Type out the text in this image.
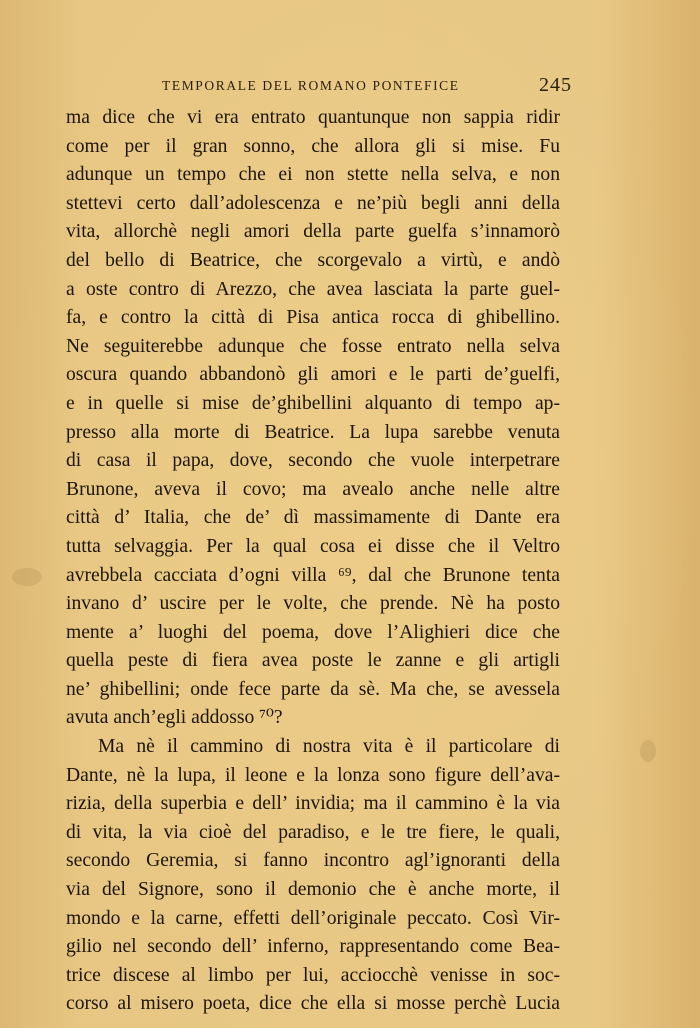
TEMPORALE DEL ROMANO PONTEFICE	245
ma dice che vi era entrato quantunque non sappia ridir
come per il gran sonno, che allora gli si mise. Fu
adunque un tempo che ei non stette nella selva, e non
stettevi certo dall’adolescenza e ne’più begli anni della
vita, allorchè negli amori della parte guelfa s’innamorò
del bello di Beatrice, che scorgevalo a virtù, e andò
a oste contro di Arezzo, che avea lasciata la parte guel-
fa, e contro la città di Pisa antica rocca di ghibellino.
Ne seguiterebbe adunque che fosse entrato nella selva
oscura quando abbandonò gli amori e le parti de’guelfi,
e in quelle si mise de’ghibellini alquanto di tempo ap-
presso alla morte di Beatrice. La lupa sarebbe venuta
di casa il papa, dove, secondo che vuole interpetrare
Brunone, aveva il covo; ma avealo anche nelle altre
città d’ Italia, che de’ dì massimamente di Dante era
tutta selvaggia. Per la qual cosa ei disse che il Veltro
avrebbela cacciata d’ogni villa ⁶⁹, dal che Brunone tenta
invano d’ uscire per le volte, che prende. Nè ha posto
mente a’ luoghi del poema, dove l’Alighieri dice che
quella peste di fiera avea poste le zanne e gli artigli
ne’ ghibellini; onde fece parte da sè. Ma che, se avessela
avuta anch’egli addosso ⁷⁰?
Ma nè il cammino di nostra vita è il particolare di
Dante, nè la lupa, il leone e la lonza sono figure dell’ava-
rizia, della superbia e dell’ invidia; ma il cammino è la via
di vita, la via cioè del paradiso, e le tre fiere, le quali,
secondo Geremia, si fanno incontro agl’ignoranti della
via del Signore, sono il demonio che è anche morte, il
mondo e la carne, effetti dell’originale peccato. Così Vir-
gilio nel secondo dell’ inferno, rappresentando come Bea-
trice discese al limbo per lui, acciocchè venisse in soc-
corso al misero poeta, dice che ella si mosse perchè Lucia
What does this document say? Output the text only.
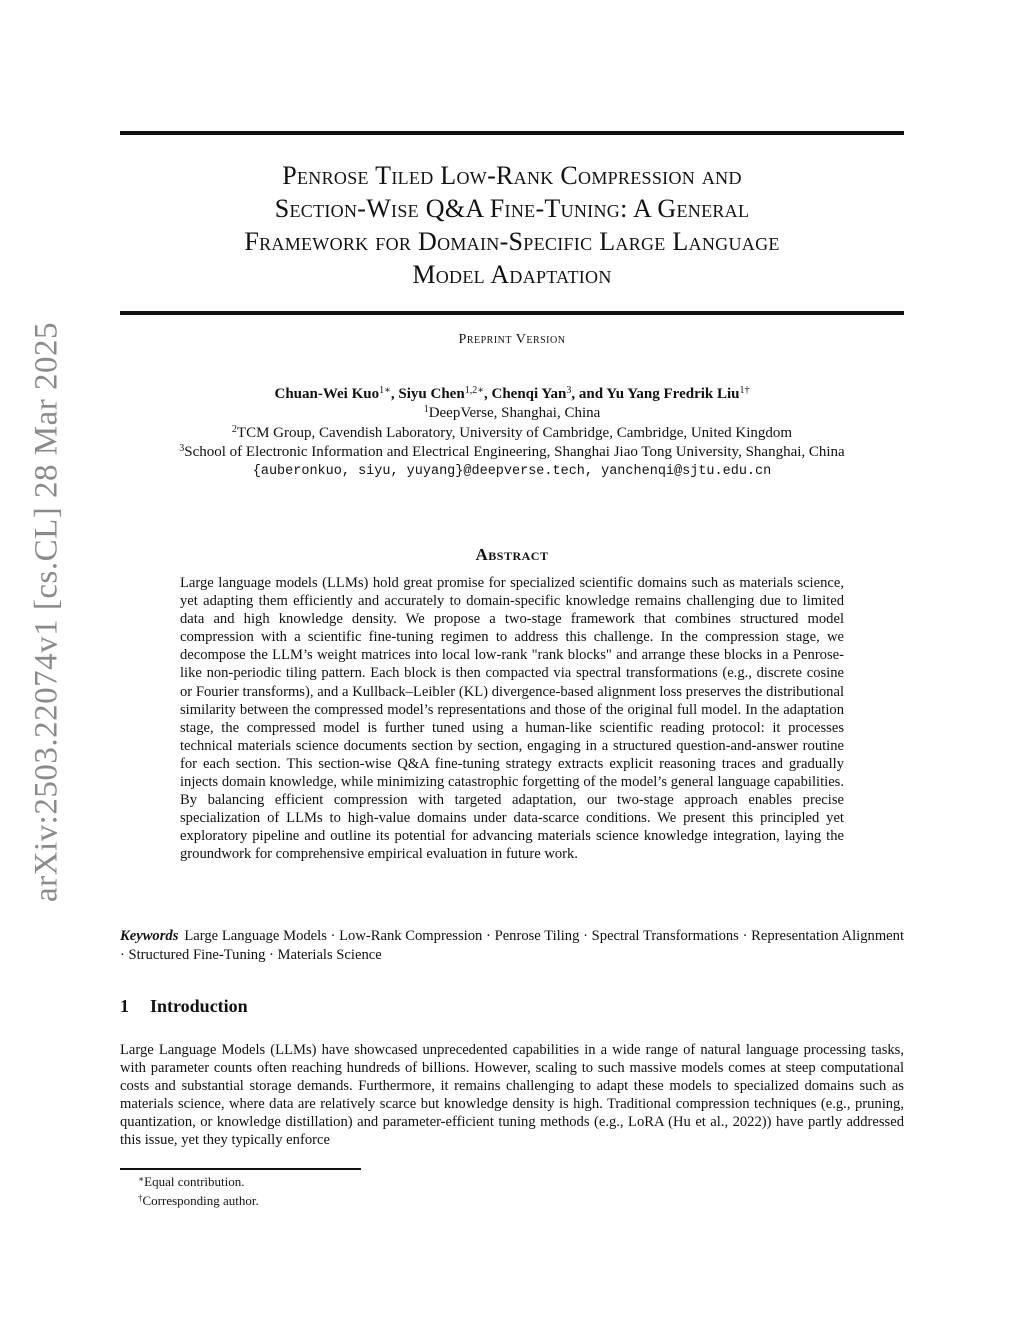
arXiv:2503.22074v1 [cs.CL] 28 Mar 2025
Penrose Tiled Low-Rank Compression and
Section-Wise Q&A Fine-Tuning: A General
Framework for Domain-Specific Large Language
Model Adaptation
Preprint Version
Chuan-Wei Kuo$^{1∗}$, Siyu Chen$^{1,2∗}$, Chenqi Yan$^3$, and Yu Yang Fredrik Liu$^{1\dagger}$
$^1$DeepVerse, Shanghai, China
$^2$TCM Group, Cavendish Laboratory, University of Cambridge, Cambridge, United Kingdom
$^3$School of Electronic Information and Electrical Engineering, Shanghai Jiao Tong University, Shanghai, China
{auberonkuo, siyu, yuyang}@deepverse.tech, yanchenqi@sjtu.edu.cn
Abstract

Large language models (LLMs) hold great promise for specialized scientific domains such as materials science, yet adapting them efficiently and accurately to domain-specific knowledge remains challenging due to limited data and high knowledge density. We propose a two-stage framework that combines structured model compression with a scientific fine-tuning regimen to address this challenge. In the compression stage, we decompose the LLM’s weight matrices into local low-rank "rank blocks" and arrange these blocks in a Penrose-like non-periodic tiling pattern. Each block is then compacted via spectral transformations (e.g., discrete cosine or Fourier transforms), and a Kullback–Leibler (KL) divergence-based alignment loss preserves the distributional similarity between the compressed model’s representations and those of the original full model. In the adaptation stage, the compressed model is further tuned using a human-like scientific reading protocol: it processes technical materials science documents section by section, engaging in a structured question-and-answer routine for each section. This section-wise Q&A fine-tuning strategy extracts explicit reasoning traces and gradually injects domain knowledge, while minimizing catastrophic forgetting of the model’s general language capabilities. By balancing efficient compression with targeted adaptation, our two-stage approach enables precise specialization of LLMs to high-value domains under data-scarce conditions. We present this principled yet exploratory pipeline and outline its potential for advancing materials science knowledge integration, laying the groundwork for comprehensive empirical evaluation in future work.

Keywords Large Language Models · Low-Rank Compression · Penrose Tiling · Spectral Transformations · Representation Alignment · Structured Fine-Tuning · Materials Science

1 Introduction

Large Language Models (LLMs) have showcased unprecedented capabilities in a wide range of natural language processing tasks, with parameter counts often reaching hundreds of billions. However, scaling to such massive models comes at steep computational costs and substantial storage demands. Furthermore, it remains challenging to adapt these models to specialized domains such as materials science, where data are relatively scarce but knowledge density is high. Traditional compression techniques (e.g., pruning, quantization, or knowledge distillation) and parameter-efficient tuning methods (e.g., LoRA (Hu et al., 2022)) have partly addressed this issue, yet they typically enforce

∗Equal contribution.
†Corresponding author.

· · ·

- Exercise description -
Quote the entries in full. Any image among them is to be omitted from the copy.

- Answer to this task -
Type out the text in this image.
TEMPORALE DEL ROMANO PONTEFICE	245
ma dice che vi era entrato quantunque non sappia ridir
come per il gran sonno, che allora gli si mise. Fu
adunque un tempo che ei non stette nella selva, e non
stettevi certo dall’adolescenza e ne’più begli anni della
vita, allorchè negli amori della parte guelfa s’innamorò
del bello di Beatrice, che scorgevalo a virtù, e andò
a oste contro di Arezzo, che avea lasciata la parte guel-
fa, e contro la città di Pisa antica rocca di ghibellino.
Ne seguiterebbe adunque che fosse entrato nella selva
oscura quando abbandonò gli amori e le parti de’guelfi,
e in quelle si mise de’ghibellini alquanto di tempo ap-
presso alla morte di Beatrice. La lupa sarebbe venuta
di casa il papa, dove, secondo che vuole interpetrare
Brunone, aveva il covo; ma avealo anche nelle altre
città d’ Italia, che de’ dì massimamente di Dante era
tutta selvaggia. Per la qual cosa ei disse che il Veltro
avrebbela cacciata d’ogni villa ⁶⁹, dal che Brunone tenta
invano d’ uscire per le volte, che prende. Nè ha posto
mente a’ luoghi del poema, dove l’Alighieri dice che
quella peste di fiera avea poste le zanne e gli artigli
ne’ ghibellini; onde fece parte da sè. Ma che, se avessela
avuta anch’egli addosso ⁷⁰?
Ma nè il cammino di nostra vita è il particolare di
Dante, nè la lupa, il leone e la lonza sono figure dell’ava-
rizia, della superbia e dell’ invidia; ma il cammino è la via
di vita, la via cioè del paradiso, e le tre fiere, le quali,
secondo Geremia, si fanno incontro agl’ignoranti della
via del Signore, sono il demonio che è anche morte, il
mondo e la carne, effetti dell’originale peccato. Così Vir-
gilio nel secondo dell’ inferno, rappresentando come Bea-
trice discese al limbo per lui, acciocchè venisse in soc-
corso al misero poeta, dice che ella si mosse perchè Lucia
What does this document say? Output the text only.
arXiv:2503.22074v1 [cs.CL] 28 Mar 2025
Penrose Tiled Low-Rank Compression and
Section-Wise Q&A Fine-Tuning: A General
Framework for Domain-Specific Large Language
Model Adaptation
Preprint Version
Chuan-Wei Kuo$^{1∗}$, Siyu Chen$^{1,2∗}$, Chenqi Yan$^3$, and Yu Yang Fredrik Liu$^{1\dagger}$
$^1$DeepVerse, Shanghai, China
$^2$TCM Group, Cavendish Laboratory, University of Cambridge, Cambridge, United Kingdom
$^3$School of Electronic Information and Electrical Engineering, Shanghai Jiao Tong University, Shanghai, China
{auberonkuo, siyu, yuyang}@deepverse.tech, yanchenqi@sjtu.edu.cn
Abstract

Large language models (LLMs) hold great promise for specialized scientific domains such as materials science, yet adapting them efficiently and accurately to domain-specific knowledge remains challenging due to limited data and high knowledge density. We propose a two-stage framework that combines structured model compression with a scientific fine-tuning regimen to address this challenge. In the compression stage, we decompose the LLM’s weight matrices into local low-rank "rank blocks" and arrange these blocks in a Penrose-like non-periodic tiling pattern. Each block is then compacted via spectral transformations (e.g., discrete cosine or Fourier transforms), and a Kullback–Leibler (KL) divergence-based alignment loss preserves the distributional similarity between the compressed model’s representations and those of the original full model. In the adaptation stage, the compressed model is further tuned using a human-like scientific reading protocol: it processes technical materials science documents section by section, engaging in a structured question-and-answer routine for each section. This section-wise Q&A fine-tuning strategy extracts explicit reasoning traces and gradually injects domain knowledge, while minimizing catastrophic forgetting of the model’s general language capabilities. By balancing efficient compression with targeted adaptation, our two-stage approach enables precise specialization of LLMs to high-value domains under data-scarce conditions. We present this principled yet exploratory pipeline and outline its potential for advancing materials science knowledge integration, laying the groundwork for comprehensive empirical evaluation in future work.

Keywords Large Language Models · Low-Rank Compression · Penrose Tiling · Spectral Transformations · Representation Alignment · Structured Fine-Tuning · Materials Science

1 Introduction

Large Language Models (LLMs) have showcased unprecedented capabilities in a wide range of natural language processing tasks, with parameter counts often reaching hundreds of billions. However, scaling to such massive models comes at steep computational costs and substantial storage demands. Furthermore, it remains challenging to adapt these models to specialized domains such as materials science, where data are relatively scarce but knowledge density is high. Traditional compression techniques (e.g., pruning, quantization, or knowledge distillation) and parameter-efficient tuning methods (e.g., LoRA (Hu et al., 2022)) have partly addressed this issue, yet they typically enforce

∗Equal contribution.
†Corresponding author.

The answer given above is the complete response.